(Extracted data entries)
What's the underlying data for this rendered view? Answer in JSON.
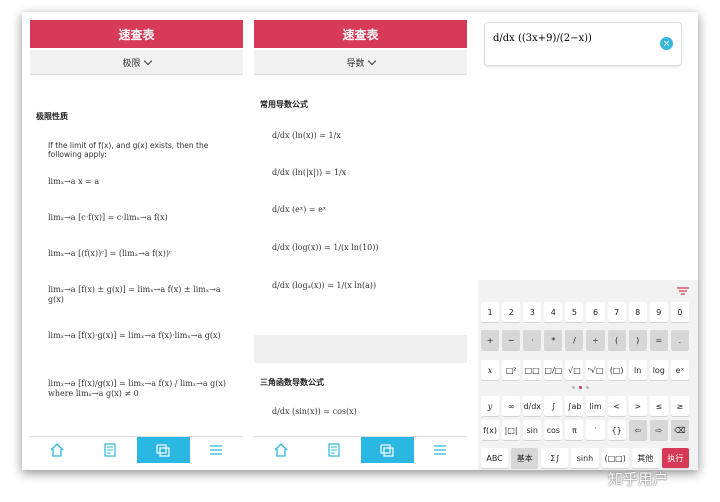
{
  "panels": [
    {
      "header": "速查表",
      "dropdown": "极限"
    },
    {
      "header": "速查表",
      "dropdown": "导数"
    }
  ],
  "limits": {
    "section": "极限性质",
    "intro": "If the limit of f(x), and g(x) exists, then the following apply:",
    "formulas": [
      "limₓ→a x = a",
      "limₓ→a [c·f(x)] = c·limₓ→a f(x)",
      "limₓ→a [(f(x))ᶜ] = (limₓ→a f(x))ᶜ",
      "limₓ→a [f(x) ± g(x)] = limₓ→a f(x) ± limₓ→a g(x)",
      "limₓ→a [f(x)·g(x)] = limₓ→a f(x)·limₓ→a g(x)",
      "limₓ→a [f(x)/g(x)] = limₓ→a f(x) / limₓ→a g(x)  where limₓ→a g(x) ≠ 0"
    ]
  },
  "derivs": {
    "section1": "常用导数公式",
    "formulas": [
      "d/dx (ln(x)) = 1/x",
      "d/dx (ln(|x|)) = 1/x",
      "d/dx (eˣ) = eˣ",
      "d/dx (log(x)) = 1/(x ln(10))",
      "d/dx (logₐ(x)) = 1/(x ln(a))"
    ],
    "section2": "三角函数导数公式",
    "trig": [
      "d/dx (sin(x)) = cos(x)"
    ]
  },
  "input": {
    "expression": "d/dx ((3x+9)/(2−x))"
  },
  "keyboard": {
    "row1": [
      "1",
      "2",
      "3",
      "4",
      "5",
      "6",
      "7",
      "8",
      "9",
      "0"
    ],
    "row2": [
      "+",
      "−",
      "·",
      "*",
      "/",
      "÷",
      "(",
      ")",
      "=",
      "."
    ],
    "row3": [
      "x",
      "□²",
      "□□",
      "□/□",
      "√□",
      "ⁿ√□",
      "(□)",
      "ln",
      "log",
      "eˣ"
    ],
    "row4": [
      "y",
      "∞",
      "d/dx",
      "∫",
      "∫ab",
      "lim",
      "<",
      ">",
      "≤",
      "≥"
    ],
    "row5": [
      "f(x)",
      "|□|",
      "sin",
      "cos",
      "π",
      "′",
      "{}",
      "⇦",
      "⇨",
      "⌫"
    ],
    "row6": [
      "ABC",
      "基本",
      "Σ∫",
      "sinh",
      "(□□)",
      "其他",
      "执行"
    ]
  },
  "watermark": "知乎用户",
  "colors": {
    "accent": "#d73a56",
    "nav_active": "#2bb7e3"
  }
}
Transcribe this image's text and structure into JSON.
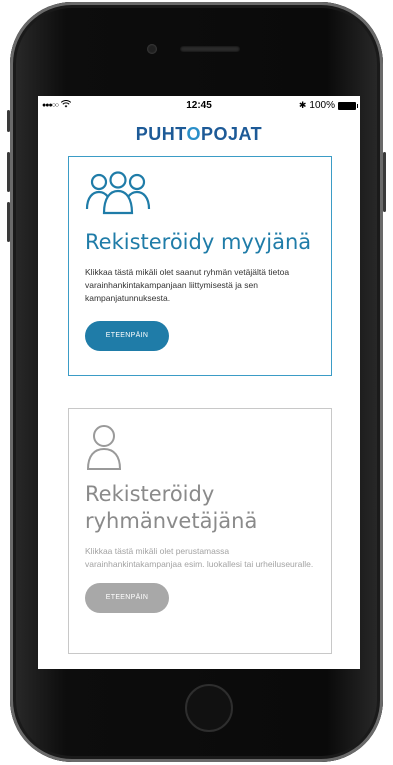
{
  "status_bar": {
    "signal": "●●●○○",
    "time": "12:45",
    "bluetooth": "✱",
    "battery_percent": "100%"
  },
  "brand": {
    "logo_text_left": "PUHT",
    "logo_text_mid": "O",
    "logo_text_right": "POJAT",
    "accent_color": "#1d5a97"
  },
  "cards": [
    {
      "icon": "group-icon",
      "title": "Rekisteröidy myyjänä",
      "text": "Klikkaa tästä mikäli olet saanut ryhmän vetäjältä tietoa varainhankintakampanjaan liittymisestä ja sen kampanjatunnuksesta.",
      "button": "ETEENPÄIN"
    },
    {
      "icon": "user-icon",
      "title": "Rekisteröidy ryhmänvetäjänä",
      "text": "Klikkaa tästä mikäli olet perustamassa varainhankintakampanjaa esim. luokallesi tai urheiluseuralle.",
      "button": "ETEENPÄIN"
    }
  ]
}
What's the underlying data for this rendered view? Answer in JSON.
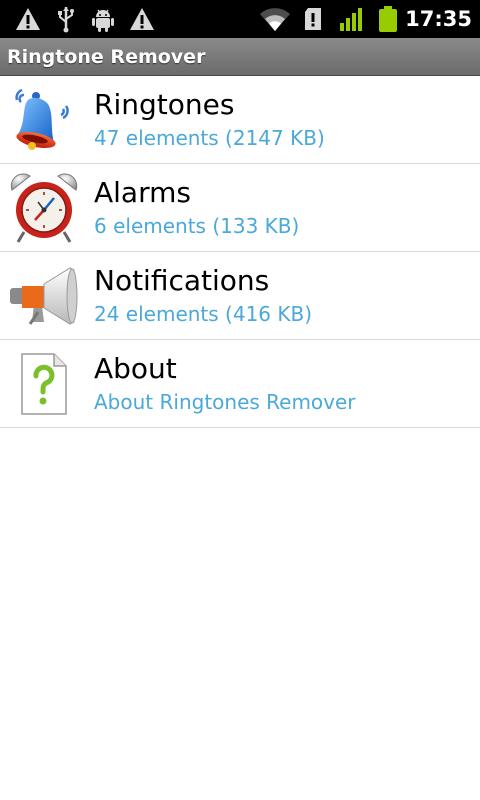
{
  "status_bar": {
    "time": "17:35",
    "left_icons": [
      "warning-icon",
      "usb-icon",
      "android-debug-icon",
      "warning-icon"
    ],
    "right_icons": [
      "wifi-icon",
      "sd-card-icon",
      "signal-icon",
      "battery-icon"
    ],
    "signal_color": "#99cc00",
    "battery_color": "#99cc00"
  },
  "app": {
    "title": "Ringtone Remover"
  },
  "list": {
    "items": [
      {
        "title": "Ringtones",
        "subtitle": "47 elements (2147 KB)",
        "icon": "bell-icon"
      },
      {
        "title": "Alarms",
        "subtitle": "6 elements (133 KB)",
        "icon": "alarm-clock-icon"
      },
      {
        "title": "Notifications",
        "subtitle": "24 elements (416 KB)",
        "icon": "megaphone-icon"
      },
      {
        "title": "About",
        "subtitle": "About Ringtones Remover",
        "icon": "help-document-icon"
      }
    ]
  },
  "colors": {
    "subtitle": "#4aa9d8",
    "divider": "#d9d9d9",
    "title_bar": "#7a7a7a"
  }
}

> **What the task requires**: The pictures should not be reproduced; quote all of the other material exactly.

> **Solution below**:
What's the underlying data for this rendered view? Answer in JSON.
{
  "panels": [
    {
      "header": "速查表",
      "dropdown": "极限"
    },
    {
      "header": "速查表",
      "dropdown": "导数"
    }
  ],
  "limits": {
    "section": "极限性质",
    "intro": "If the limit of f(x), and g(x) exists, then the following apply:",
    "formulas": [
      "limₓ→a x = a",
      "limₓ→a [c·f(x)] = c·limₓ→a f(x)",
      "limₓ→a [(f(x))ᶜ] = (limₓ→a f(x))ᶜ",
      "limₓ→a [f(x) ± g(x)] = limₓ→a f(x) ± limₓ→a g(x)",
      "limₓ→a [f(x)·g(x)] = limₓ→a f(x)·limₓ→a g(x)",
      "limₓ→a [f(x)/g(x)] = limₓ→a f(x) / limₓ→a g(x)  where limₓ→a g(x) ≠ 0"
    ]
  },
  "derivs": {
    "section1": "常用导数公式",
    "formulas": [
      "d/dx (ln(x)) = 1/x",
      "d/dx (ln(|x|)) = 1/x",
      "d/dx (eˣ) = eˣ",
      "d/dx (log(x)) = 1/(x ln(10))",
      "d/dx (logₐ(x)) = 1/(x ln(a))"
    ],
    "section2": "三角函数导数公式",
    "trig": [
      "d/dx (sin(x)) = cos(x)"
    ]
  },
  "input": {
    "expression": "d/dx ((3x+9)/(2−x))"
  },
  "keyboard": {
    "row1": [
      "1",
      "2",
      "3",
      "4",
      "5",
      "6",
      "7",
      "8",
      "9",
      "0"
    ],
    "row2": [
      "+",
      "−",
      "·",
      "*",
      "/",
      "÷",
      "(",
      ")",
      "=",
      "."
    ],
    "row3": [
      "x",
      "□²",
      "□□",
      "□/□",
      "√□",
      "ⁿ√□",
      "(□)",
      "ln",
      "log",
      "eˣ"
    ],
    "row4": [
      "y",
      "∞",
      "d/dx",
      "∫",
      "∫ab",
      "lim",
      "<",
      ">",
      "≤",
      "≥"
    ],
    "row5": [
      "f(x)",
      "|□|",
      "sin",
      "cos",
      "π",
      "′",
      "{}",
      "⇦",
      "⇨",
      "⌫"
    ],
    "row6": [
      "ABC",
      "基本",
      "Σ∫",
      "sinh",
      "(□□)",
      "其他",
      "执行"
    ]
  },
  "watermark": "知乎用户",
  "colors": {
    "accent": "#d73a56",
    "nav_active": "#2bb7e3"
  }
}
Transcribe this image's text and structure into JSON.
{
  "status_bar": {
    "signal": "●●●○○",
    "time": "12:45",
    "bluetooth": "✱",
    "battery_percent": "100%"
  },
  "brand": {
    "logo_text_left": "PUHT",
    "logo_text_mid": "O",
    "logo_text_right": "POJAT",
    "accent_color": "#1d5a97"
  },
  "cards": [
    {
      "icon": "group-icon",
      "title": "Rekisteröidy myyjänä",
      "text": "Klikkaa tästä mikäli olet saanut ryhmän vetäjältä tietoa varainhankintakampanjaan liittymisestä ja sen kampanjatunnuksesta.",
      "button": "ETEENPÄIN"
    },
    {
      "icon": "user-icon",
      "title": "Rekisteröidy ryhmänvetäjänä",
      "text": "Klikkaa tästä mikäli olet perustamassa varainhankintakampanjaa esim. luokallesi tai urheiluseuralle.",
      "button": "ETEENPÄIN"
    }
  ]
}
What's the underlying data for this rendered view? Answer in JSON.
{
  "status_bar": {
    "time": "17:35",
    "left_icons": [
      "warning-icon",
      "usb-icon",
      "android-debug-icon",
      "warning-icon"
    ],
    "right_icons": [
      "wifi-icon",
      "sd-card-icon",
      "signal-icon",
      "battery-icon"
    ],
    "signal_color": "#99cc00",
    "battery_color": "#99cc00"
  },
  "app": {
    "title": "Ringtone Remover"
  },
  "list": {
    "items": [
      {
        "title": "Ringtones",
        "subtitle": "47 elements (2147 KB)",
        "icon": "bell-icon"
      },
      {
        "title": "Alarms",
        "subtitle": "6 elements (133 KB)",
        "icon": "alarm-clock-icon"
      },
      {
        "title": "Notifications",
        "subtitle": "24 elements (416 KB)",
        "icon": "megaphone-icon"
      },
      {
        "title": "About",
        "subtitle": "About Ringtones Remover",
        "icon": "help-document-icon"
      }
    ]
  },
  "colors": {
    "subtitle": "#4aa9d8",
    "divider": "#d9d9d9",
    "title_bar": "#7a7a7a"
  }
}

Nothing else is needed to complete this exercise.